[Records]
-------------------------

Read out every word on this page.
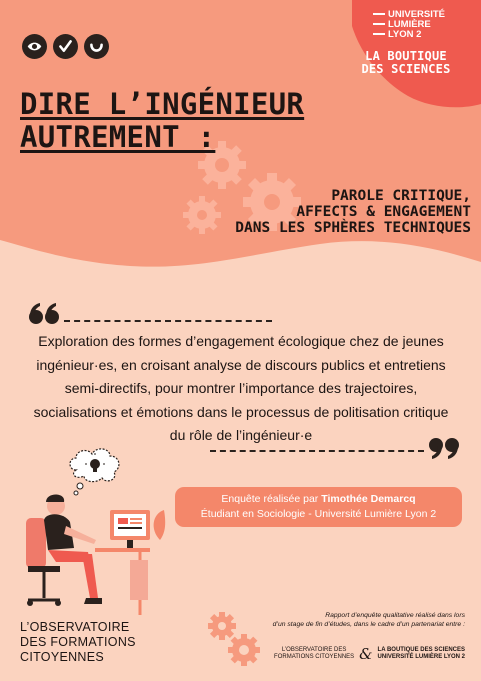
UNIVERSITÉ
LUMIÈRE
LYON 2
LA BOUTIQUE
DES SCIENCES
DIRE L’INGÉNIEUR
AUTREMENT :
PAROLE CRITIQUE,
AFFECTS & ENGAGEMENT
DANS LES SPHÈRES TECHNIQUES
Exploration des formes d’engagement écologique chez de jeunes ingénieur·es, en croisant analyse de discours publics et entretiens semi-directifs, pour montrer l’importance des trajectoires, socialisations et émotions dans le processus de politisation critique du rôle de l’ingénieur·e
Enquête réalisée par Timothée Demarcq
Étudiant en Sociologie - Université Lumière Lyon 2
L’OBSERVATOIRE
DES FORMATIONS
CITOYENNES
Rapport d’enquête qualitative réalisé dans lors
d’un stage de fin d’études, dans le cadre d’un partenariat entre :
L’OBSERVATOIRE DES
FORMATIONS CITOYENNES & LA BOUTIQUE DES SCIENCES
UNIVERSITÉ LUMIÈRE LYON 2
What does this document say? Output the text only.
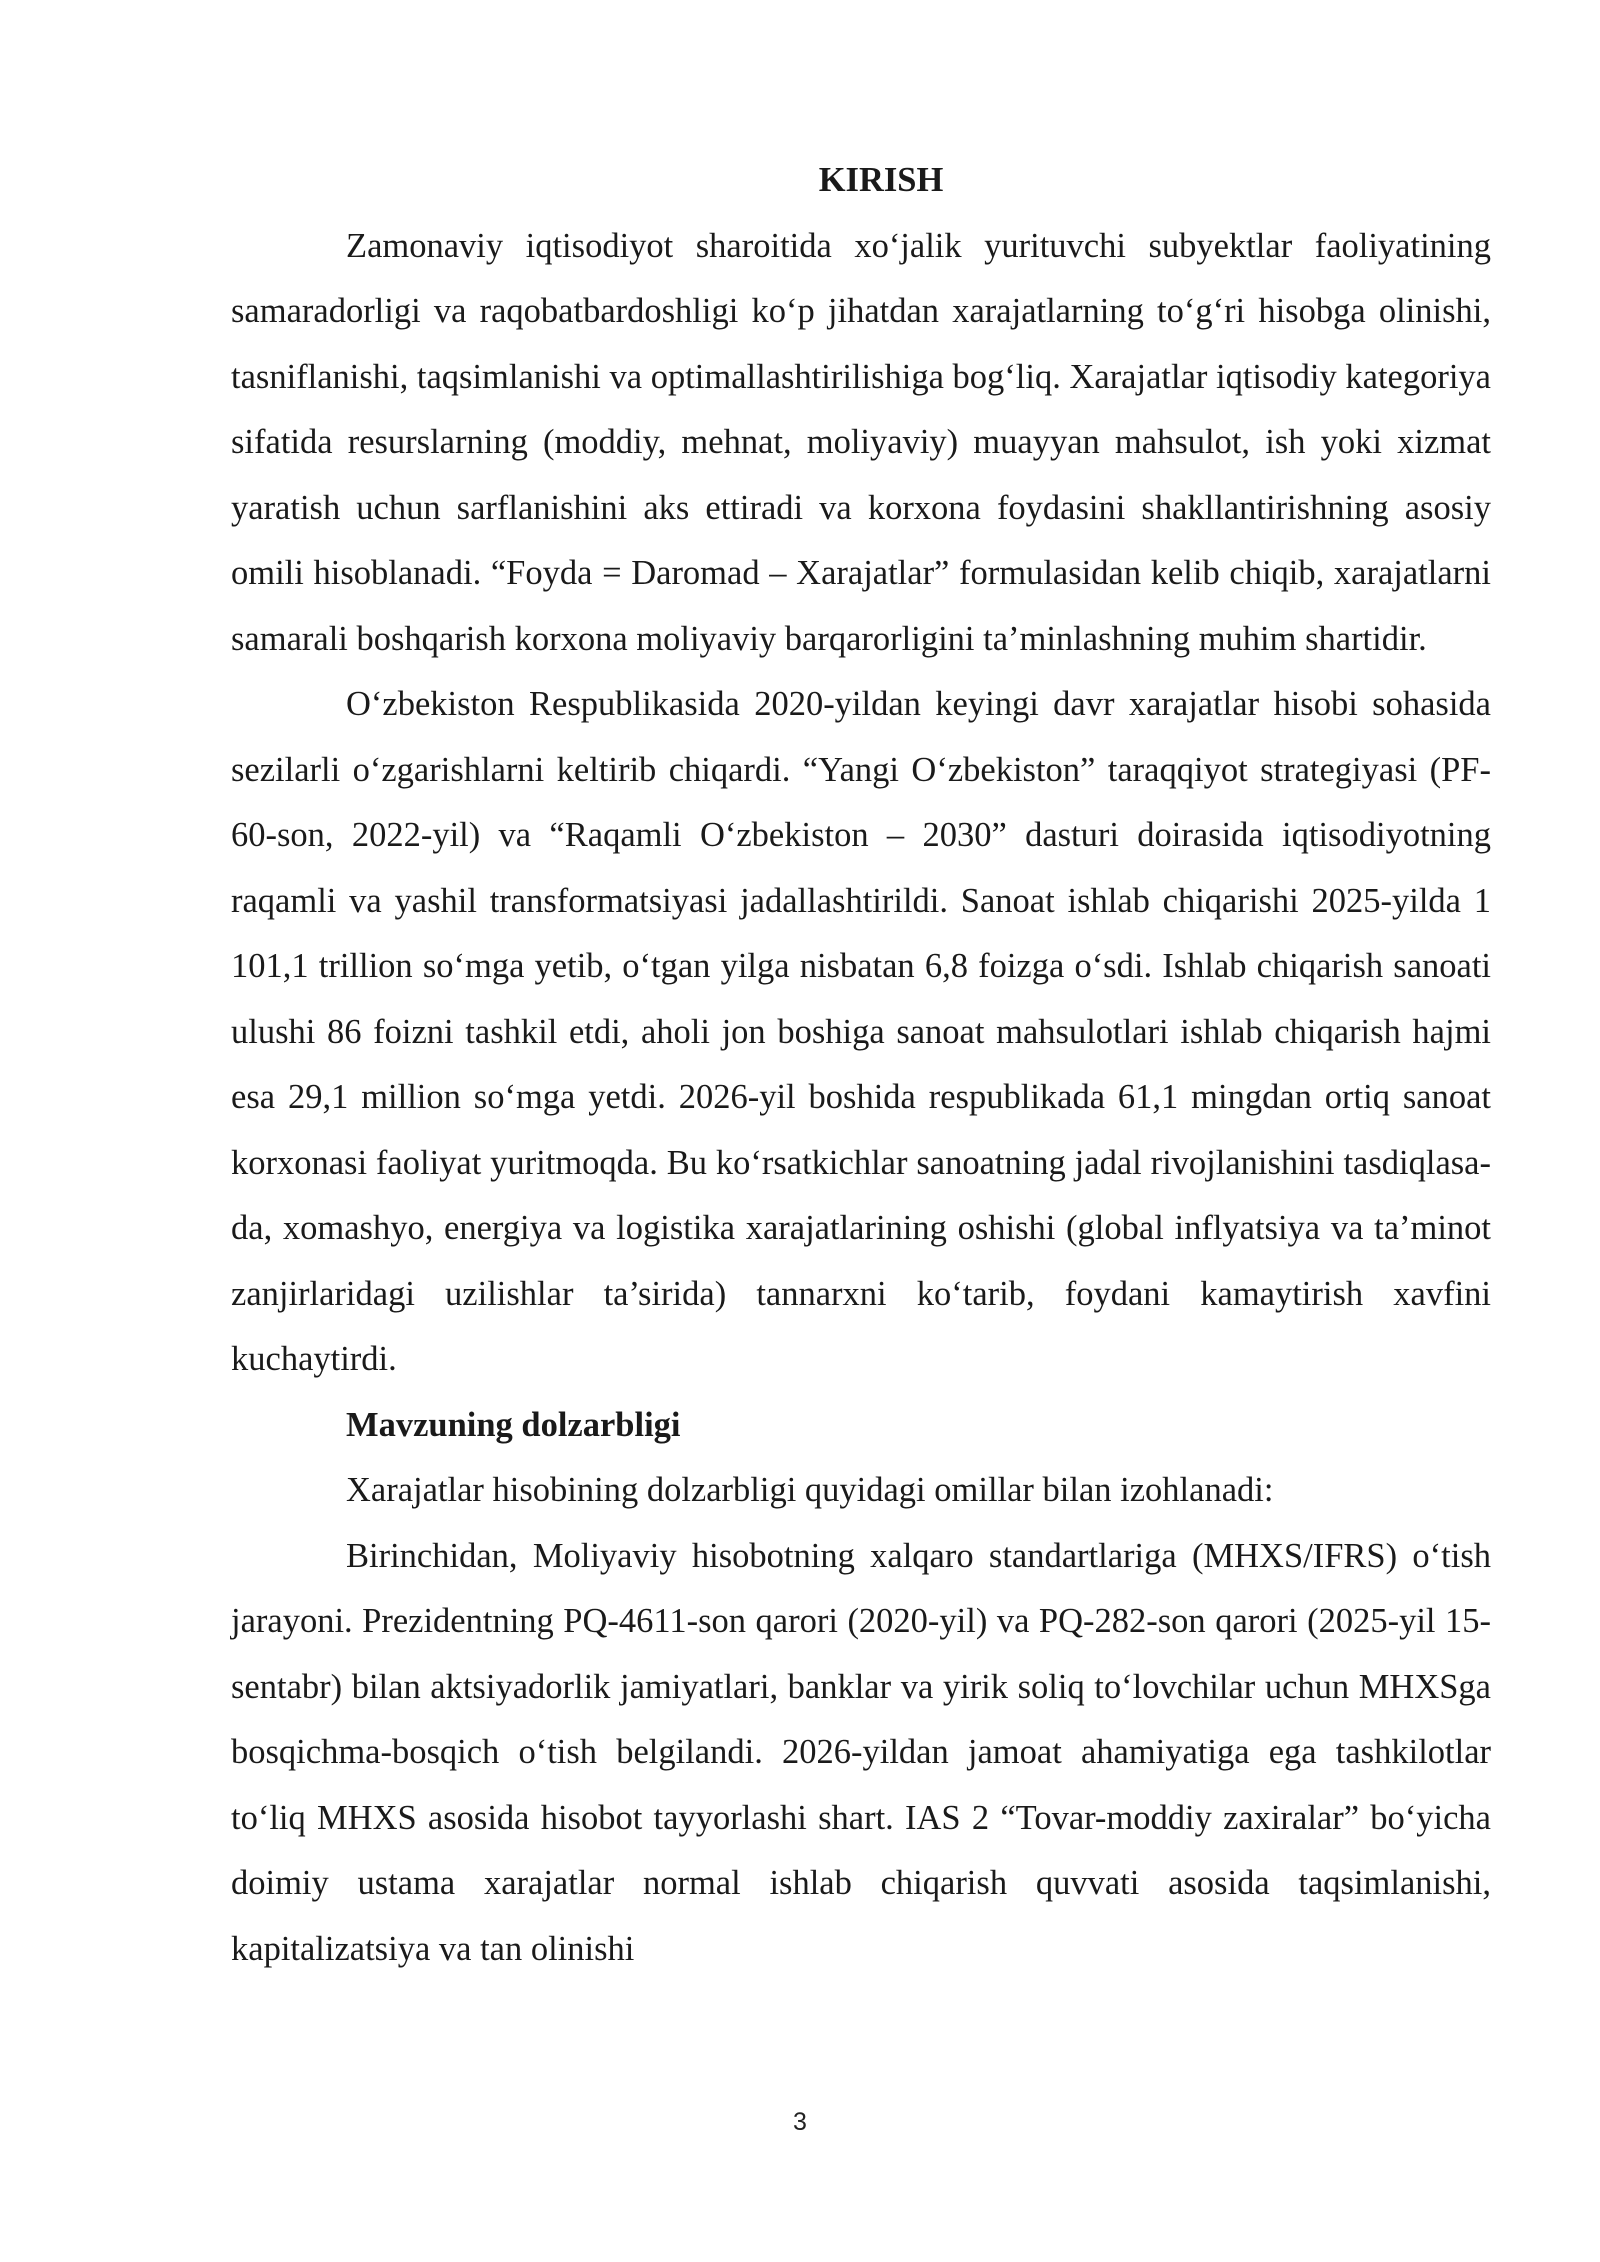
KIRISH

Zamonaviy iqtisodiyot sharoitida xo‘jalik yurituvchi subyektlar faoliyatining samaradorligi va raqobatbardoshligi ko‘p jihatdan xarajatlarning to‘g‘ri hisobga olinishi, tasniflanishi, taqsimlanishi va optimallashtirilishiga bog‘liq. Xarajatlar iqtisodiy kategoriya sifatida resurslarning (moddiy, mehnat, moliyaviy) muayyan mahsulot, ish yoki xizmat yaratish uchun sarflanishini aks ettiradi va korxona foydasini shakllantirishning asosiy omili hisoblanadi. “Foyda = Daromad – Xarajatlar” formulasidan kelib chiqib, xarajatlarni samarali boshqarish korxona moliyaviy barqarorligini ta’minlashning muhim shartidir.

O‘zbekiston Respublikasida 2020-yildan keyingi davr xarajatlar hisobi sohasida sezilarli o‘zgarishlarni keltirib chiqardi. “Yangi O‘zbekiston” taraqqiyot strategiyasi (PF-60-son, 2022-yil) va “Raqamli O‘zbekiston – 2030” dasturi doirasida iqtisodiyotning raqamli va yashil transformatsiyasi jadallashtirildi. Sanoat ishlab chiqarishi 2025-yilda 1 101,1 trillion so‘mga yetib, o‘tgan yilga nisbatan 6,8 foizga o‘sdi. Ishlab chiqarish sanoati ulushi 86 foizni tashkil etdi, aholi jon boshiga sanoat mahsulotlari ishlab chiqarish hajmi esa 29,1 million so‘mga yetdi. 2026-yil boshida respublikada 61,1 mingdan ortiq sanoat korxonasi faoliyat yuritmoqda. Bu ko‘rsatkichlar sanoatning jadal rivojlanishini tasdiqlasa-da, xomashyo, energiya va logistika xarajatlarining oshishi (global inflyatsiya va ta’minot zanjirlaridagi uzilishlar ta’sirida) tannarxni ko‘tarib, foydani kamaytirish xavfini kuchaytirdi.

Mavzuning dolzarbligi

Xarajatlar hisobining dolzarbligi quyidagi omillar bilan izohlanadi:

Birinchidan, Moliyaviy hisobotning xalqaro standartlariga (MHXS/IFRS) o‘tish jarayoni. Prezidentning PQ-4611-son qarori (2020-yil) va PQ-282-son qarori (2025-yil 15-sentabr) bilan aktsiyadorlik jamiyatlari, banklar va yirik soliq to‘lovchilar uchun MHXSga bosqichma-bosqich o‘tish belgilandi. 2026-yildan jamoat ahamiyatiga ega tashkilotlar to‘liq MHXS asosida hisobot tayyorlashi shart. IAS 2 “Tovar-moddiy zaxiralar” bo‘yicha doimiy ustama xarajatlar normal ishlab chiqarish quvvati asosida taqsimlanishi, kapitalizatsiya va tan olinishi

3
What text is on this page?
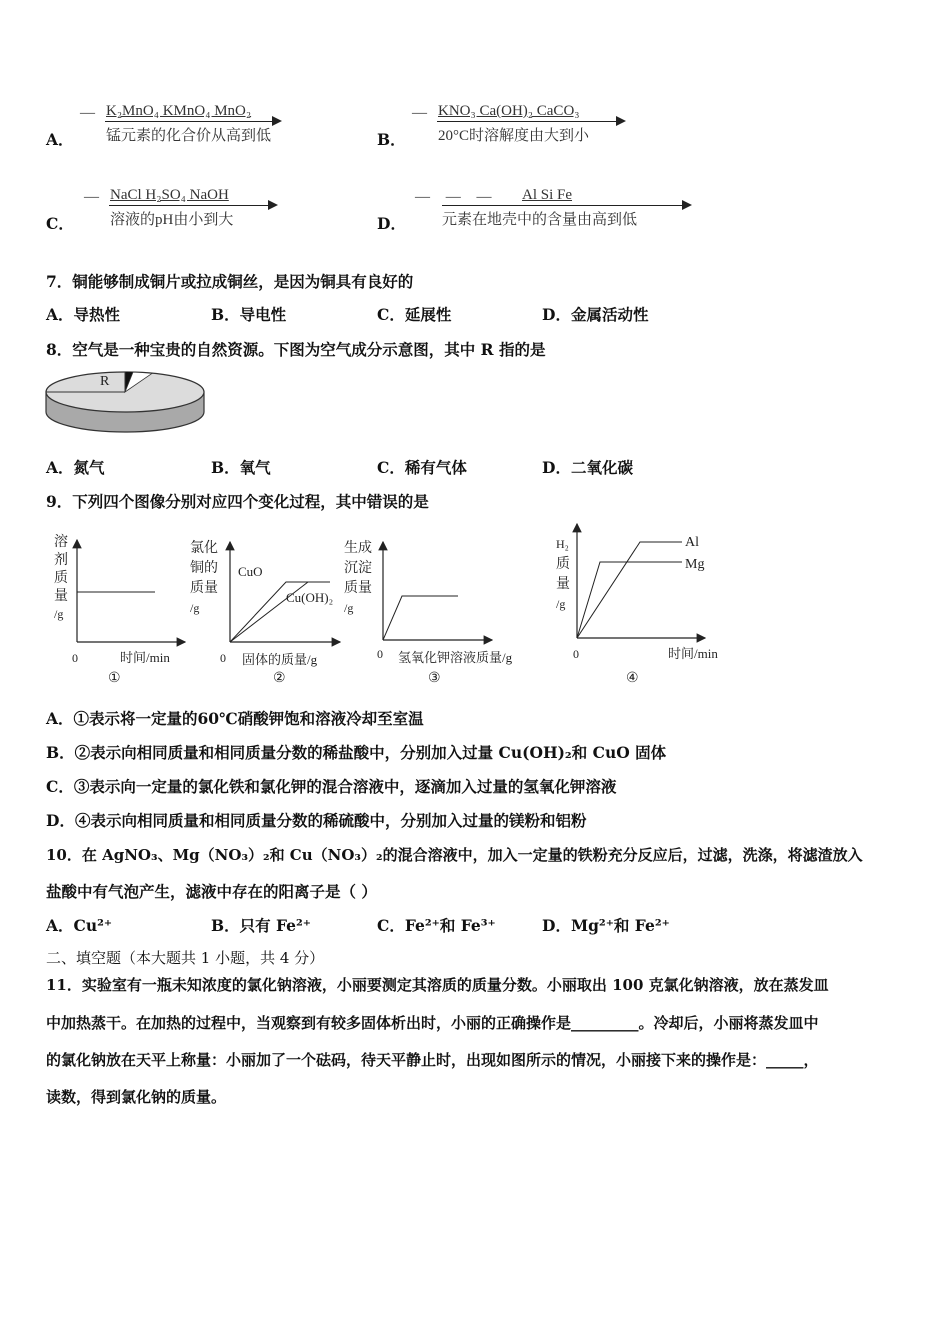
A．
— K₂MnO₄ KMnO₄ MnO₂
锰元素的化合价从高到低	B．
— KNO₃ Ca(OH)₂ CaCO₃
20°C时溶解度由大到小
C．
— NaCl H₂SO₄ NaOH
溶液的pH由小到大	D．
— — — Al Si Fe
元素在地壳中的含量由高到低
7．铜能够制成铜片或拉成铜丝，是因为铜具有良好的
A．导热性	B．导电性	C．延展性	D．金属活动性
8．空气是一种宝贵的自然资源。下图为空气成分示意图，其中 R 指的是
R
A．氮气	B．氧气	C．稀有气体	D．二氧化碳
9．下列四个图像分别对应四个变化过程，其中错误的是
溶
剂
质
量
/g
0	时间/min
①
氯化
铜的
质量
/g
CuO
Cu(OH)₂
0 固体的质量/g
②
生成
沉淀
质量
/g
0 氢氧化钾溶液质量/g
③
H₂
质
量
/g
Al
Mg
0	时间/min
④
A．①表示将一定量的60℃硝酸钾饱和溶液冷却至室温
B．②表示向相同质量和相同质量分数的稀盐酸中，分别加入过量 Cu(OH)₂和 CuO 固体
C．③表示向一定量的氯化铁和氯化钾的混合溶液中，逐滴加入过量的氢氧化钾溶液
D．④表示向相同质量和相同质量分数的稀硫酸中，分别加入过量的镁粉和铝粉
10．在 AgNO₃、Mg（NO₃）₂和 Cu（NO₃）₂的混合溶液中，加入一定量的铁粉充分反应后，过滤，洗涤，将滤渣放入
盐酸中有气泡产生，滤液中存在的阳离子是（ ）
A．Cu²⁺	B．只有 Fe²⁺	C．Fe²⁺和 Fe³⁺	D．Mg²⁺和 Fe²⁺
二、填空题（本大题共 1 小题，共 4 分）
11．实验室有一瓶未知浓度的氯化钠溶液，小丽要测定其溶质的质量分数。小丽取出 100 克氯化钠溶液，放在蒸发皿
中加热蒸干。在加热的过程中，当观察到有较多固体析出时，小丽的正确操作是_________。冷却后，小丽将蒸发皿中
的氯化钠放在天平上称量：小丽加了一个砝码，待天平静止时，出现如图所示的情况，小丽接下来的操作是：_____，
读数，得到氯化钠的质量。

-------------------------

[EXERCISE TASK] Pictures are to be left out; all else in the entries above is to be quoted exactly.

[FULL ANSWER]
Read out every word on this page.
UNIVERSITÉ
LUMIÈRE
LYON 2
LA BOUTIQUE
DES SCIENCES
DIRE L’INGÉNIEUR
AUTREMENT :
PAROLE CRITIQUE,
AFFECTS & ENGAGEMENT
DANS LES SPHÈRES TECHNIQUES
Exploration des formes d’engagement écologique chez de jeunes ingénieur·es, en croisant analyse de discours publics et entretiens semi-directifs, pour montrer l’importance des trajectoires, socialisations et émotions dans le processus de politisation critique du rôle de l’ingénieur·e
Enquête réalisée par Timothée Demarcq
Étudiant en Sociologie - Université Lumière Lyon 2
L’OBSERVATOIRE
DES FORMATIONS
CITOYENNES
Rapport d’enquête qualitative réalisé dans lors
d’un stage de fin d’études, dans le cadre d’un partenariat entre :
L’OBSERVATOIRE DES
FORMATIONS CITOYENNES & LA BOUTIQUE DES SCIENCES
UNIVERSITÉ LUMIÈRE LYON 2
What does this document say? Output the text only.
KIRISH

Zamonaviy iqtisodiyot sharoitida xo‘jalik yurituvchi subyektlar faoliyatining samaradorligi va raqobatbardoshligi ko‘p jihatdan xarajatlarning to‘g‘ri hisobga olinishi, tasniflanishi, taqsimlanishi va optimallashtirilishiga bog‘liq. Xarajatlar iqtisodiy kategoriya sifatida resurslarning (moddiy, mehnat, moliyaviy) muayyan mahsulot, ish yoki xizmat yaratish uchun sarflanishini aks ettiradi va korxona foydasini shakllantirishning asosiy omili hisoblanadi. “Foyda = Daromad – Xarajatlar” formulasidan kelib chiqib, xarajatlarni samarali boshqarish korxona moliyaviy barqarorligini ta’minlashning muhim shartidir.

O‘zbekiston Respublikasida 2020-yildan keyingi davr xarajatlar hisobi sohasida sezilarli o‘zgarishlarni keltirib chiqardi. “Yangi O‘zbekiston” taraqqiyot strategiyasi (PF-60-son, 2022-yil) va “Raqamli O‘zbekiston – 2030” dasturi doirasida iqtisodiyotning raqamli va yashil transformatsiyasi jadallashtirildi. Sanoat ishlab chiqarishi 2025-yilda 1 101,1 trillion so‘mga yetib, o‘tgan yilga nisbatan 6,8 foizga o‘sdi. Ishlab chiqarish sanoati ulushi 86 foizni tashkil etdi, aholi jon boshiga sanoat mahsulotlari ishlab chiqarish hajmi esa 29,1 million so‘mga yetdi. 2026-yil boshida respublikada 61,1 mingdan ortiq sanoat korxonasi faoliyat yuritmoqda. Bu ko‘rsatkichlar sanoatning jadal rivojlanishini tasdiqlasa-da, xomashyo, energiya va logistika xarajatlarining oshishi (global inflyatsiya va ta’minot zanjirlaridagi uzilishlar ta’sirida) tannarxni ko‘tarib, foydani kamaytirish xavfini kuchaytirdi.

Mavzuning dolzarbligi

Xarajatlar hisobining dolzarbligi quyidagi omillar bilan izohlanadi:

Birinchidan, Moliyaviy hisobotning xalqaro standartlariga (MHXS/IFRS) o‘tish jarayoni. Prezidentning PQ-4611-son qarori (2020-yil) va PQ-282-son qarori (2025-yil 15-sentabr) bilan aktsiyadorlik jamiyatlari, banklar va yirik soliq to‘lovchilar uchun MHXSga bosqichma-bosqich o‘tish belgilandi. 2026-yildan jamoat ahamiyatiga ega tashkilotlar to‘liq MHXS asosida hisobot tayyorlashi shart. IAS 2 “Tovar-moddiy zaxiralar” bo‘yicha doimiy ustama xarajatlar normal ishlab chiqarish quvvati asosida taqsimlanishi, kapitalizatsiya va tan olinishi

3
What text is on this page?
A．
— K₂MnO₄ KMnO₄ MnO₂
锰元素的化合价从高到低	B．
— KNO₃ Ca(OH)₂ CaCO₃
20°C时溶解度由大到小
C．
— NaCl H₂SO₄ NaOH
溶液的pH由小到大	D．
— — — Al Si Fe
元素在地壳中的含量由高到低
7．铜能够制成铜片或拉成铜丝，是因为铜具有良好的
A．导热性	B．导电性	C．延展性	D．金属活动性
8．空气是一种宝贵的自然资源。下图为空气成分示意图，其中 R 指的是
R
A．氮气	B．氧气	C．稀有气体	D．二氧化碳
9．下列四个图像分别对应四个变化过程，其中错误的是
溶
剂
质
量
/g
0	时间/min
①
氯化
铜的
质量
/g
CuO
Cu(OH)₂
0 固体的质量/g
②
生成
沉淀
质量
/g
0 氢氧化钾溶液质量/g
③
H₂
质
量
/g
Al
Mg
0	时间/min
④
A．①表示将一定量的60℃硝酸钾饱和溶液冷却至室温
B．②表示向相同质量和相同质量分数的稀盐酸中，分别加入过量 Cu(OH)₂和 CuO 固体
C．③表示向一定量的氯化铁和氯化钾的混合溶液中，逐滴加入过量的氢氧化钾溶液
D．④表示向相同质量和相同质量分数的稀硫酸中，分别加入过量的镁粉和铝粉
10．在 AgNO₃、Mg（NO₃）₂和 Cu（NO₃）₂的混合溶液中，加入一定量的铁粉充分反应后，过滤，洗涤，将滤渣放入
盐酸中有气泡产生，滤液中存在的阳离子是（ ）
A．Cu²⁺	B．只有 Fe²⁺	C．Fe²⁺和 Fe³⁺	D．Mg²⁺和 Fe²⁺
二、填空题（本大题共 1 小题，共 4 分）
11．实验室有一瓶未知浓度的氯化钠溶液，小丽要测定其溶质的质量分数。小丽取出 100 克氯化钠溶液，放在蒸发皿
中加热蒸干。在加热的过程中，当观察到有较多固体析出时，小丽的正确操作是_________。冷却后，小丽将蒸发皿中
的氯化钠放在天平上称量：小丽加了一个砝码，待天平静止时，出现如图所示的情况，小丽接下来的操作是：_____，
读数，得到氯化钠的质量。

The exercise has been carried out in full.